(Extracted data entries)
Begin

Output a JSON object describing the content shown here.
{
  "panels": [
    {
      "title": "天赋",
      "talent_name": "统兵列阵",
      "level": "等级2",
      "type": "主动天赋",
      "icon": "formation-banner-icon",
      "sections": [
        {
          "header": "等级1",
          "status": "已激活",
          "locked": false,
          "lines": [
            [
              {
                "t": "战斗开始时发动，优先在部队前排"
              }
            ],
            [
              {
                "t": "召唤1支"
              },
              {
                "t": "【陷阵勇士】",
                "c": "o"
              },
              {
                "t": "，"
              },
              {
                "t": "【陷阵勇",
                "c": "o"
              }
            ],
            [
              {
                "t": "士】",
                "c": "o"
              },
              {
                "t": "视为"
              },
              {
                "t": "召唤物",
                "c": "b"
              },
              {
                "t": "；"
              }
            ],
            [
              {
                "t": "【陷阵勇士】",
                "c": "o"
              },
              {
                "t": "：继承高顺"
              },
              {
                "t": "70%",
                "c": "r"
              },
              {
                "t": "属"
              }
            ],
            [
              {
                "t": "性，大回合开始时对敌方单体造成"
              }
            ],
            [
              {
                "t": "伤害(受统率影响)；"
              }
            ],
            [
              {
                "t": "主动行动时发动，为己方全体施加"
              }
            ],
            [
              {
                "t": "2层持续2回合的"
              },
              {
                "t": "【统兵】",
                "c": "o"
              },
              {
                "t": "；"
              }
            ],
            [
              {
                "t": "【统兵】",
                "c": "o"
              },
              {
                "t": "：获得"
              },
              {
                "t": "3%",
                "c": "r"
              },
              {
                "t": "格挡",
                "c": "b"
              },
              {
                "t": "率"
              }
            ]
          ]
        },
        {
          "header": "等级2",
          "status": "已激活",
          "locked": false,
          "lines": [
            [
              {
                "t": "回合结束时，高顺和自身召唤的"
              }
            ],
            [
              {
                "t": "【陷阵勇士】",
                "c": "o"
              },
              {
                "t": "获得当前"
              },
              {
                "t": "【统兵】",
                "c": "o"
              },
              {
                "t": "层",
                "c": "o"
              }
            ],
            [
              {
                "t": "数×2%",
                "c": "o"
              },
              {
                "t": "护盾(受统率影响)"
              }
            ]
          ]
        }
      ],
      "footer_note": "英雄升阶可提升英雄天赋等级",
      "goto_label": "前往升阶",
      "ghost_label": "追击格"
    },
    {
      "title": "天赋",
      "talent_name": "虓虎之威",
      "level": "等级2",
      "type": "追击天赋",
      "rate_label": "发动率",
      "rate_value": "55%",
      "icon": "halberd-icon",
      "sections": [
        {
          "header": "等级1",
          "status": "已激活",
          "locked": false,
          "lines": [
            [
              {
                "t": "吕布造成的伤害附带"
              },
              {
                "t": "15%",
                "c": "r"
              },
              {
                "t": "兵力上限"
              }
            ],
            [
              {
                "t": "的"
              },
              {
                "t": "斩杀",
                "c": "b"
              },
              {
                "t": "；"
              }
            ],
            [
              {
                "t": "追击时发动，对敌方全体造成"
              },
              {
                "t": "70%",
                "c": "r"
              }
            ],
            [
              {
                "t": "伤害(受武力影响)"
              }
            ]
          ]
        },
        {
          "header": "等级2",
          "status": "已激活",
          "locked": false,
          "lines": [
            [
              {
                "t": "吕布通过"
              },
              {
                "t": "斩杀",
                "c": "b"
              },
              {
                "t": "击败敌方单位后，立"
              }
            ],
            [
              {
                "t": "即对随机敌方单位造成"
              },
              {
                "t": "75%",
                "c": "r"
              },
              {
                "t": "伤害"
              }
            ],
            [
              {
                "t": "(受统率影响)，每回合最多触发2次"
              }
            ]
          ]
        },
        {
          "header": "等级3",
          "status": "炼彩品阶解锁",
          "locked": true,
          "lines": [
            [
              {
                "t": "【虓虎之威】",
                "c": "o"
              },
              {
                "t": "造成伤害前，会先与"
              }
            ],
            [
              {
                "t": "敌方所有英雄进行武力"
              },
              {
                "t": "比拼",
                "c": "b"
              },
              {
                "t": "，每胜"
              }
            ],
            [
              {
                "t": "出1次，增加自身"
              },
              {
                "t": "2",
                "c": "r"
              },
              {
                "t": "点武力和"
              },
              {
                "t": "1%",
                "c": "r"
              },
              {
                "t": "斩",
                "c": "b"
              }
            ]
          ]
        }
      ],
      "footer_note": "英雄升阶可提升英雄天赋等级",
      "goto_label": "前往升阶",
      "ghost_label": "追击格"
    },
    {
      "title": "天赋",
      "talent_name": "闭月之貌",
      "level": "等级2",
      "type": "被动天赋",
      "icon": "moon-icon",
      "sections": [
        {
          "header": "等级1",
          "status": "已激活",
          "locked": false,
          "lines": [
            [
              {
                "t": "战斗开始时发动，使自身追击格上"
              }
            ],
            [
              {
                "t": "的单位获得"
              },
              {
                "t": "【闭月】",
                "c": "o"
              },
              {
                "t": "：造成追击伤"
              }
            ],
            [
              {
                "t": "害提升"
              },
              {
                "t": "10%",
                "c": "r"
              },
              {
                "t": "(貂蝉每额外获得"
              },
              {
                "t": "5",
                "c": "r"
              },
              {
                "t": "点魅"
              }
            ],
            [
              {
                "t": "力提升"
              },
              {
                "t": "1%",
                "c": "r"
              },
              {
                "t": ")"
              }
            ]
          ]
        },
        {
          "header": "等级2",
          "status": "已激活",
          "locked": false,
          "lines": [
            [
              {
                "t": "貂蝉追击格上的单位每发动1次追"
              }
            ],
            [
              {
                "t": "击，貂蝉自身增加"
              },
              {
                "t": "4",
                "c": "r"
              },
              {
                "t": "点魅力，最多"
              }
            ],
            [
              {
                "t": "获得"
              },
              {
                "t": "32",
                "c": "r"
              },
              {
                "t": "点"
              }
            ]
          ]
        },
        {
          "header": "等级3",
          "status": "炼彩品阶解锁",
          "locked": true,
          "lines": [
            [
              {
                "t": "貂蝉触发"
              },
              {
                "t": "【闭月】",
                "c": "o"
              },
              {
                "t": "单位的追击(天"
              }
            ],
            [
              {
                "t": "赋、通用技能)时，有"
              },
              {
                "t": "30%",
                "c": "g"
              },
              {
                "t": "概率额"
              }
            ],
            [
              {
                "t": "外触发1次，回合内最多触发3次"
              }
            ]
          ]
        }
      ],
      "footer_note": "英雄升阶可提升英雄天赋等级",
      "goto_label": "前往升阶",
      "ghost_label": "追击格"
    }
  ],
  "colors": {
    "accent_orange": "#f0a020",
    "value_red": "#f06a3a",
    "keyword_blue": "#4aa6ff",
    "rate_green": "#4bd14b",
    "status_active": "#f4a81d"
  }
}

End

Request:
Your task is to repeat every entry exactly.

Worked answer:
Output a JSON object describing the content shown here.
{
  "panels": [
    {
      "title": "天赋",
      "talent_name": "统兵列阵",
      "level": "等级2",
      "type": "主动天赋",
      "icon": "formation-banner-icon",
      "sections": [
        {
          "header": "等级1",
          "status": "已激活",
          "locked": false,
          "lines": [
            [
              {
                "t": "战斗开始时发动，优先在部队前排"
              }
            ],
            [
              {
                "t": "召唤1支"
              },
              {
                "t": "【陷阵勇士】",
                "c": "o"
              },
              {
                "t": "，"
              },
              {
                "t": "【陷阵勇",
                "c": "o"
              }
            ],
            [
              {
                "t": "士】",
                "c": "o"
              },
              {
                "t": "视为"
              },
              {
                "t": "召唤物",
                "c": "b"
              },
              {
                "t": "；"
              }
            ],
            [
              {
                "t": "【陷阵勇士】",
                "c": "o"
              },
              {
                "t": "：继承高顺"
              },
              {
                "t": "70%",
                "c": "r"
              },
              {
                "t": "属"
              }
            ],
            [
              {
                "t": "性，大回合开始时对敌方单体造成"
              }
            ],
            [
              {
                "t": "伤害(受统率影响)；"
              }
            ],
            [
              {
                "t": "主动行动时发动，为己方全体施加"
              }
            ],
            [
              {
                "t": "2层持续2回合的"
              },
              {
                "t": "【统兵】",
                "c": "o"
              },
              {
                "t": "；"
              }
            ],
            [
              {
                "t": "【统兵】",
                "c": "o"
              },
              {
                "t": "：获得"
              },
              {
                "t": "3%",
                "c": "r"
              },
              {
                "t": "格挡",
                "c": "b"
              },
              {
                "t": "率"
              }
            ]
          ]
        },
        {
          "header": "等级2",
          "status": "已激活",
          "locked": false,
          "lines": [
            [
              {
                "t": "回合结束时，高顺和自身召唤的"
              }
            ],
            [
              {
                "t": "【陷阵勇士】",
                "c": "o"
              },
              {
                "t": "获得当前"
              },
              {
                "t": "【统兵】",
                "c": "o"
              },
              {
                "t": "层",
                "c": "o"
              }
            ],
            [
              {
                "t": "数×2%",
                "c": "o"
              },
              {
                "t": "护盾(受统率影响)"
              }
            ]
          ]
        }
      ],
      "footer_note": "英雄升阶可提升英雄天赋等级",
      "goto_label": "前往升阶",
      "ghost_label": "追击格"
    },
    {
      "title": "天赋",
      "talent_name": "虓虎之威",
      "level": "等级2",
      "type": "追击天赋",
      "rate_label": "发动率",
      "rate_value": "55%",
      "icon": "halberd-icon",
      "sections": [
        {
          "header": "等级1",
          "status": "已激活",
          "locked": false,
          "lines": [
            [
              {
                "t": "吕布造成的伤害附带"
              },
              {
                "t": "15%",
                "c": "r"
              },
              {
                "t": "兵力上限"
              }
            ],
            [
              {
                "t": "的"
              },
              {
                "t": "斩杀",
                "c": "b"
              },
              {
                "t": "；"
              }
            ],
            [
              {
                "t": "追击时发动，对敌方全体造成"
              },
              {
                "t": "70%",
                "c": "r"
              }
            ],
            [
              {
                "t": "伤害(受武力影响)"
              }
            ]
          ]
        },
        {
          "header": "等级2",
          "status": "已激活",
          "locked": false,
          "lines": [
            [
              {
                "t": "吕布通过"
              },
              {
                "t": "斩杀",
                "c": "b"
              },
              {
                "t": "击败敌方单位后，立"
              }
            ],
            [
              {
                "t": "即对随机敌方单位造成"
              },
              {
                "t": "75%",
                "c": "r"
              },
              {
                "t": "伤害"
              }
            ],
            [
              {
                "t": "(受统率影响)，每回合最多触发2次"
              }
            ]
          ]
        },
        {
          "header": "等级3",
          "status": "炼彩品阶解锁",
          "locked": true,
          "lines": [
            [
              {
                "t": "【虓虎之威】",
                "c": "o"
              },
              {
                "t": "造成伤害前，会先与"
              }
            ],
            [
              {
                "t": "敌方所有英雄进行武力"
              },
              {
                "t": "比拼",
                "c": "b"
              },
              {
                "t": "，每胜"
              }
            ],
            [
              {
                "t": "出1次，增加自身"
              },
              {
                "t": "2",
                "c": "r"
              },
              {
                "t": "点武力和"
              },
              {
                "t": "1%",
                "c": "r"
              },
              {
                "t": "斩",
                "c": "b"
              }
            ]
          ]
        }
      ],
      "footer_note": "英雄升阶可提升英雄天赋等级",
      "goto_label": "前往升阶",
      "ghost_label": "追击格"
    },
    {
      "title": "天赋",
      "talent_name": "闭月之貌",
      "level": "等级2",
      "type": "被动天赋",
      "icon": "moon-icon",
      "sections": [
        {
          "header": "等级1",
          "status": "已激活",
          "locked": false,
          "lines": [
            [
              {
                "t": "战斗开始时发动，使自身追击格上"
              }
            ],
            [
              {
                "t": "的单位获得"
              },
              {
                "t": "【闭月】",
                "c": "o"
              },
              {
                "t": "：造成追击伤"
              }
            ],
            [
              {
                "t": "害提升"
              },
              {
                "t": "10%",
                "c": "r"
              },
              {
                "t": "(貂蝉每额外获得"
              },
              {
                "t": "5",
                "c": "r"
              },
              {
                "t": "点魅"
              }
            ],
            [
              {
                "t": "力提升"
              },
              {
                "t": "1%",
                "c": "r"
              },
              {
                "t": ")"
              }
            ]
          ]
        },
        {
          "header": "等级2",
          "status": "已激活",
          "locked": false,
          "lines": [
            [
              {
                "t": "貂蝉追击格上的单位每发动1次追"
              }
            ],
            [
              {
                "t": "击，貂蝉自身增加"
              },
              {
                "t": "4",
                "c": "r"
              },
              {
                "t": "点魅力，最多"
              }
            ],
            [
              {
                "t": "获得"
              },
              {
                "t": "32",
                "c": "r"
              },
              {
                "t": "点"
              }
            ]
          ]
        },
        {
          "header": "等级3",
          "status": "炼彩品阶解锁",
          "locked": true,
          "lines": [
            [
              {
                "t": "貂蝉触发"
              },
              {
                "t": "【闭月】",
                "c": "o"
              },
              {
                "t": "单位的追击(天"
              }
            ],
            [
              {
                "t": "赋、通用技能)时，有"
              },
              {
                "t": "30%",
                "c": "g"
              },
              {
                "t": "概率额"
              }
            ],
            [
              {
                "t": "外触发1次，回合内最多触发3次"
              }
            ]
          ]
        }
      ],
      "footer_note": "英雄升阶可提升英雄天赋等级",
      "goto_label": "前往升阶",
      "ghost_label": "追击格"
    }
  ],
  "colors": {
    "accent_orange": "#f0a020",
    "value_red": "#f06a3a",
    "keyword_blue": "#4aa6ff",
    "rate_green": "#4bd14b",
    "status_active": "#f4a81d"
  }
}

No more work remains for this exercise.